▸ REQUIREMENT
Copy each entry as it stands, leaving nothing out.
---- EXTRACTED MATERIAL
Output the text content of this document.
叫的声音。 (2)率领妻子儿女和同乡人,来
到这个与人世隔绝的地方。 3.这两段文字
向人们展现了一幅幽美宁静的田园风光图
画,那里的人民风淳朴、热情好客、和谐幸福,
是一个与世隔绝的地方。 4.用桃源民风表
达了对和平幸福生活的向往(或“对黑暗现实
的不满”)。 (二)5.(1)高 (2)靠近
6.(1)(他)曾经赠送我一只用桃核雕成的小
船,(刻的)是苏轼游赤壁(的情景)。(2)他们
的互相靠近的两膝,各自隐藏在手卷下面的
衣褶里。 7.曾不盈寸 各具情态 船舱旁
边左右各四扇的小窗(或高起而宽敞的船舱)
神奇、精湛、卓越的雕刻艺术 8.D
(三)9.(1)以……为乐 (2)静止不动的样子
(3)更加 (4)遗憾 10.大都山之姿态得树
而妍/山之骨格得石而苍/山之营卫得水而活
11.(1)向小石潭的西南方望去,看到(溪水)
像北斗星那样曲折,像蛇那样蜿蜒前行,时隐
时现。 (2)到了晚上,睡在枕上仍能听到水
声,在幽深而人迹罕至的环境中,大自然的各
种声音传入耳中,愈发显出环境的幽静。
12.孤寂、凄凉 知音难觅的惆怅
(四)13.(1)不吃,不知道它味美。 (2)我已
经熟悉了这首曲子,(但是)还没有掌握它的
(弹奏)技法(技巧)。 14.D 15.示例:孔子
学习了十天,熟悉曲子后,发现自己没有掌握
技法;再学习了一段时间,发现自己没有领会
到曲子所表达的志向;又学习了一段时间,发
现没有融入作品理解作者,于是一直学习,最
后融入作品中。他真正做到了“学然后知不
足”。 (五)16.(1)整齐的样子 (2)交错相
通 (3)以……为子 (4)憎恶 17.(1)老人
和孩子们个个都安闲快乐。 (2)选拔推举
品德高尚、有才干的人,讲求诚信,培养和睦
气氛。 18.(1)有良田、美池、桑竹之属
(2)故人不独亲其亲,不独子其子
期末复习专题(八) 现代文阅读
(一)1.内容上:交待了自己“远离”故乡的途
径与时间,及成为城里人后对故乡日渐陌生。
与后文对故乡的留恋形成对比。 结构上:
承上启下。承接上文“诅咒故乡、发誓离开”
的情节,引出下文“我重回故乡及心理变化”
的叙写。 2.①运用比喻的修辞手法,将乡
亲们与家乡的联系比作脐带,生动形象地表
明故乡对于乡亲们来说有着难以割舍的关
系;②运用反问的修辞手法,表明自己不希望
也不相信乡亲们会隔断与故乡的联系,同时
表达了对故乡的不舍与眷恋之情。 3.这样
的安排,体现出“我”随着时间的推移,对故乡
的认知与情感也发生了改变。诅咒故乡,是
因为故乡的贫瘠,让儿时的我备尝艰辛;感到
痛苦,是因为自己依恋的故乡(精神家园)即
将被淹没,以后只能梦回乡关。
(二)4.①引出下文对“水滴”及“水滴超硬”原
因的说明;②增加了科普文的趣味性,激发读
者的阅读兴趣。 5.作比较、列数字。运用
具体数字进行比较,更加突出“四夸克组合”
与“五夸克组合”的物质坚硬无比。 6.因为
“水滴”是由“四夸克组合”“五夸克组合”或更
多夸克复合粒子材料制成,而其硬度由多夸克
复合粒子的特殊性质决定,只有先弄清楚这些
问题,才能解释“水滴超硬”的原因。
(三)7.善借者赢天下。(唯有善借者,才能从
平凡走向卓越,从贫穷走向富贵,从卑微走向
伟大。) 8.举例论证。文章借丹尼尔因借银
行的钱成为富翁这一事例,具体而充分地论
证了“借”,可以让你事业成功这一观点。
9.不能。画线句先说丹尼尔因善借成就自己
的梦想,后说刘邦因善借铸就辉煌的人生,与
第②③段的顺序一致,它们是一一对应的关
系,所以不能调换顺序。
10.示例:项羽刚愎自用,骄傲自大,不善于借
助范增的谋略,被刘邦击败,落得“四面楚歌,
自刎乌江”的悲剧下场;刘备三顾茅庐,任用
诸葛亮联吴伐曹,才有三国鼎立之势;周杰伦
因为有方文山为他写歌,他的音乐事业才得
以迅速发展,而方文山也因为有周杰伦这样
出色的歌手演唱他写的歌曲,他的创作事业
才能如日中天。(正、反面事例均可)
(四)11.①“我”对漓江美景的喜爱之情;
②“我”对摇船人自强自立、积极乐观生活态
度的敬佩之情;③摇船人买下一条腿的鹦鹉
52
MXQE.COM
--------
▸ THE COMPLETED TASK
Output the text content of this document.
叫的声音。 (2)率领妻子儿女和同乡人,来
到这个与人世隔绝的地方。 3.这两段文字
向人们展现了一幅幽美宁静的田园风光图
画,那里的人民风淳朴、热情好客、和谐幸福,
是一个与世隔绝的地方。 4.用桃源民风表
达了对和平幸福生活的向往(或“对黑暗现实
的不满”)。 (二)5.(1)高 (2)靠近
6.(1)(他)曾经赠送我一只用桃核雕成的小
船,(刻的)是苏轼游赤壁(的情景)。(2)他们
的互相靠近的两膝,各自隐藏在手卷下面的
衣褶里。 7.曾不盈寸 各具情态 船舱旁
边左右各四扇的小窗(或高起而宽敞的船舱)
神奇、精湛、卓越的雕刻艺术 8.D
(三)9.(1)以……为乐 (2)静止不动的样子
(3)更加 (4)遗憾 10.大都山之姿态得树
而妍/山之骨格得石而苍/山之营卫得水而活
11.(1)向小石潭的西南方望去,看到(溪水)
像北斗星那样曲折,像蛇那样蜿蜒前行,时隐
时现。 (2)到了晚上,睡在枕上仍能听到水
声,在幽深而人迹罕至的环境中,大自然的各
种声音传入耳中,愈发显出环境的幽静。
12.孤寂、凄凉 知音难觅的惆怅
(四)13.(1)不吃,不知道它味美。 (2)我已
经熟悉了这首曲子,(但是)还没有掌握它的
(弹奏)技法(技巧)。 14.D 15.示例:孔子
学习了十天,熟悉曲子后,发现自己没有掌握
技法;再学习了一段时间,发现自己没有领会
到曲子所表达的志向;又学习了一段时间,发
现没有融入作品理解作者,于是一直学习,最
后融入作品中。他真正做到了“学然后知不
足”。 (五)16.(1)整齐的样子 (2)交错相
通 (3)以……为子 (4)憎恶 17.(1)老人
和孩子们个个都安闲快乐。 (2)选拔推举
品德高尚、有才干的人,讲求诚信,培养和睦
气氛。 18.(1)有良田、美池、桑竹之属
(2)故人不独亲其亲,不独子其子
期末复习专题(八) 现代文阅读
(一)1.内容上:交待了自己“远离”故乡的途
径与时间,及成为城里人后对故乡日渐陌生。
与后文对故乡的留恋形成对比。 结构上:
承上启下。承接上文“诅咒故乡、发誓离开”
的情节,引出下文“我重回故乡及心理变化”
的叙写。 2.①运用比喻的修辞手法,将乡
亲们与家乡的联系比作脐带,生动形象地表
明故乡对于乡亲们来说有着难以割舍的关
系;②运用反问的修辞手法,表明自己不希望
也不相信乡亲们会隔断与故乡的联系,同时
表达了对故乡的不舍与眷恋之情。 3.这样
的安排,体现出“我”随着时间的推移,对故乡
的认知与情感也发生了改变。诅咒故乡,是
因为故乡的贫瘠,让儿时的我备尝艰辛;感到
痛苦,是因为自己依恋的故乡(精神家园)即
将被淹没,以后只能梦回乡关。
(二)4.①引出下文对“水滴”及“水滴超硬”原
因的说明;②增加了科普文的趣味性,激发读
者的阅读兴趣。 5.作比较、列数字。运用
具体数字进行比较,更加突出“四夸克组合”
与“五夸克组合”的物质坚硬无比。 6.因为
“水滴”是由“四夸克组合”“五夸克组合”或更
多夸克复合粒子材料制成,而其硬度由多夸克
复合粒子的特殊性质决定,只有先弄清楚这些
问题,才能解释“水滴超硬”的原因。
(三)7.善借者赢天下。(唯有善借者,才能从
平凡走向卓越,从贫穷走向富贵,从卑微走向
伟大。) 8.举例论证。文章借丹尼尔因借银
行的钱成为富翁这一事例,具体而充分地论
证了“借”,可以让你事业成功这一观点。
9.不能。画线句先说丹尼尔因善借成就自己
的梦想,后说刘邦因善借铸就辉煌的人生,与
第②③段的顺序一致,它们是一一对应的关
系,所以不能调换顺序。
10.示例:项羽刚愎自用,骄傲自大,不善于借
助范增的谋略,被刘邦击败,落得“四面楚歌,
自刎乌江”的悲剧下场;刘备三顾茅庐,任用
诸葛亮联吴伐曹,才有三国鼎立之势;周杰伦
因为有方文山为他写歌,他的音乐事业才得
以迅速发展,而方文山也因为有周杰伦这样
出色的歌手演唱他写的歌曲,他的创作事业
才能如日中天。(正、反面事例均可)
(四)11.①“我”对漓江美景的喜爱之情;
②“我”对摇船人自强自立、积极乐观生活态
度的敬佩之情;③摇船人买下一条腿的鹦鹉
52
MXQE.COM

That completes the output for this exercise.